### Records for this task ###

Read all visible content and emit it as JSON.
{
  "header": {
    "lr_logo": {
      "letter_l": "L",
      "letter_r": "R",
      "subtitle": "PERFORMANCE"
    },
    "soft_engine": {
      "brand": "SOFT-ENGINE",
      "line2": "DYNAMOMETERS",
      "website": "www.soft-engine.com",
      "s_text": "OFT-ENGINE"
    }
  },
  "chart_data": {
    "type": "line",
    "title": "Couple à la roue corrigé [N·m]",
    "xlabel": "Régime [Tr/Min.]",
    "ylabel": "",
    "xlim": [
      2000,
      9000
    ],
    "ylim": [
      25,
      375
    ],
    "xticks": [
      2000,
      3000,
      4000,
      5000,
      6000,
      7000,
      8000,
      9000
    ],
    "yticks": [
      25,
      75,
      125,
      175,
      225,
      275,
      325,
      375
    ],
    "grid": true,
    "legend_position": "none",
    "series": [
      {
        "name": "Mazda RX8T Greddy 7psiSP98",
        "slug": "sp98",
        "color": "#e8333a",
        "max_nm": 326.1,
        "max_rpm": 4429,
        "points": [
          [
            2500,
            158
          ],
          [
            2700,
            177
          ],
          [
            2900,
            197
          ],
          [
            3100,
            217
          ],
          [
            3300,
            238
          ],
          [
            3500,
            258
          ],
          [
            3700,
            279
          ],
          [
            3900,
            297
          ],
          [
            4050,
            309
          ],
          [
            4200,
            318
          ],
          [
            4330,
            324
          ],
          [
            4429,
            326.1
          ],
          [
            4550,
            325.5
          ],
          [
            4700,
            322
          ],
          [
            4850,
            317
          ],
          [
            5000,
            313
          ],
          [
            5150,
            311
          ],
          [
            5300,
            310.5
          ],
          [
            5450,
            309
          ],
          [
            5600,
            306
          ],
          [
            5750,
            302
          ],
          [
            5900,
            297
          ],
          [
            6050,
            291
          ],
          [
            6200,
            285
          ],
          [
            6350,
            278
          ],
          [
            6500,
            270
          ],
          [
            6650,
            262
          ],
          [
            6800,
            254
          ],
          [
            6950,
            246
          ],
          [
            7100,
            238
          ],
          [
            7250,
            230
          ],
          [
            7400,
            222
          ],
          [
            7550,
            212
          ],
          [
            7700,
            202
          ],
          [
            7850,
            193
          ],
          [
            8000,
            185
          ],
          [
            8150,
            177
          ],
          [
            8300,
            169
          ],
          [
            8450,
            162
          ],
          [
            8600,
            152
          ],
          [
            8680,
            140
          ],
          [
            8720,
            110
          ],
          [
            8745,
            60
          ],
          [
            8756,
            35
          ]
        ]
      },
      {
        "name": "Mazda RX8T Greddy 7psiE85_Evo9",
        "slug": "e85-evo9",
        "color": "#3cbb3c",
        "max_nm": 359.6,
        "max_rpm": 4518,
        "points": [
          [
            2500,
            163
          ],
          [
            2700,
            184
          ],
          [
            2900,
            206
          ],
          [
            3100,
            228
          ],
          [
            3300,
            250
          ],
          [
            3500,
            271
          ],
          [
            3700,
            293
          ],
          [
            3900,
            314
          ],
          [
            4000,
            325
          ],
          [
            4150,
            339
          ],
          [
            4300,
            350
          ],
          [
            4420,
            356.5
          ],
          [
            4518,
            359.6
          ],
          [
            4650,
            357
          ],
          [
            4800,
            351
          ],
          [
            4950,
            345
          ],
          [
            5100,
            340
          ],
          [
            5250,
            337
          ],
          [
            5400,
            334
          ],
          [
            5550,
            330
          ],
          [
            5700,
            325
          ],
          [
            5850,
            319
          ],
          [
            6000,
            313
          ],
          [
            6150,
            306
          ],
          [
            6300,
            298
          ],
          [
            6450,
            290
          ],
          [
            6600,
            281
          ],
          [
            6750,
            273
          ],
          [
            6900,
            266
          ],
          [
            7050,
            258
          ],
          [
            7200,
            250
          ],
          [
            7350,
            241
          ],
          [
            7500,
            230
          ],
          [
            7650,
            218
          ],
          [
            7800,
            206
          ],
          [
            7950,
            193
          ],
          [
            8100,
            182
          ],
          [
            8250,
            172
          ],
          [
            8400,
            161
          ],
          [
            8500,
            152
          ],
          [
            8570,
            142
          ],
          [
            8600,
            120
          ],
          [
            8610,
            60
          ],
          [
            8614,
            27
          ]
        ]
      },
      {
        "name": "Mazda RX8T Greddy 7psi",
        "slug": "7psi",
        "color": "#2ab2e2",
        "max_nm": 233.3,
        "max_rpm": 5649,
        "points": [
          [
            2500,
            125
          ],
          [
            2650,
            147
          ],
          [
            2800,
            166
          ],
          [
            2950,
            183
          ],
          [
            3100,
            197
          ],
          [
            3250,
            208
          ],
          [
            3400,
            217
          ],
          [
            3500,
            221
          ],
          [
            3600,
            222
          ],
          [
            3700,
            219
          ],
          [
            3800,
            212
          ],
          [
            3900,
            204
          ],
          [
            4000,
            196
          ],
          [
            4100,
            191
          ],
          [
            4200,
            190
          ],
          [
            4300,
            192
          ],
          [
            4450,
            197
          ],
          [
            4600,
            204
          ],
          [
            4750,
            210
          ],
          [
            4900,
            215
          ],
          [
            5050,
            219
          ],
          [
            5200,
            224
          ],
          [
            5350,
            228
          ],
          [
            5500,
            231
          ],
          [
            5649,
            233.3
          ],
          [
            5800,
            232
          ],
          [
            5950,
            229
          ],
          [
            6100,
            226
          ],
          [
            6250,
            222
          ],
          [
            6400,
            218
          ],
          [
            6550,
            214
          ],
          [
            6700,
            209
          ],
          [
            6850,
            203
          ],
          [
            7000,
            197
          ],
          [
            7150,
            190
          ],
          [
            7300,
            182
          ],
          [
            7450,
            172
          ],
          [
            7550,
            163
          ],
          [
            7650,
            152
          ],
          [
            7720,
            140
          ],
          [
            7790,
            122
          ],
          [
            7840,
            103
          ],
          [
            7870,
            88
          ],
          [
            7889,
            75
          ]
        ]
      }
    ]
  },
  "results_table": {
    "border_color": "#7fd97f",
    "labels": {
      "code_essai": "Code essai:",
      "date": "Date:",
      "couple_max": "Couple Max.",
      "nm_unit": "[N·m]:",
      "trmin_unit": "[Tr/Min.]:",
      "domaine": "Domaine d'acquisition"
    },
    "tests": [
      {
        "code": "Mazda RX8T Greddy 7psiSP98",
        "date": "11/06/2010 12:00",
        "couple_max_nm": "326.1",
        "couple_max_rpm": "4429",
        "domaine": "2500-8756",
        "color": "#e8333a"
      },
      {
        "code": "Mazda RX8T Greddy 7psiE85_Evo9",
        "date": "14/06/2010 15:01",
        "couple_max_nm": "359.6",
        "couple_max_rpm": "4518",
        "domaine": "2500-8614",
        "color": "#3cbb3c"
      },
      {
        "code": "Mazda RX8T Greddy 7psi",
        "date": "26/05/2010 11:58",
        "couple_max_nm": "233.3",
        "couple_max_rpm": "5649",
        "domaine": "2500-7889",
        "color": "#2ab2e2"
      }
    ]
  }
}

###

### Written exercise
Copy each line of the entries that includes the word "Mazda".

### The response
        "name": "Mazda RX8T Greddy 7psiSP98",
        "name": "Mazda RX8T Greddy 7psiE85_Evo9",
        "name": "Mazda RX8T Greddy 7psi",
        "code": "Mazda RX8T Greddy 7psiSP98",
        "code": "Mazda RX8T Greddy 7psiE85_Evo9",
        "code": "Mazda RX8T Greddy 7psi",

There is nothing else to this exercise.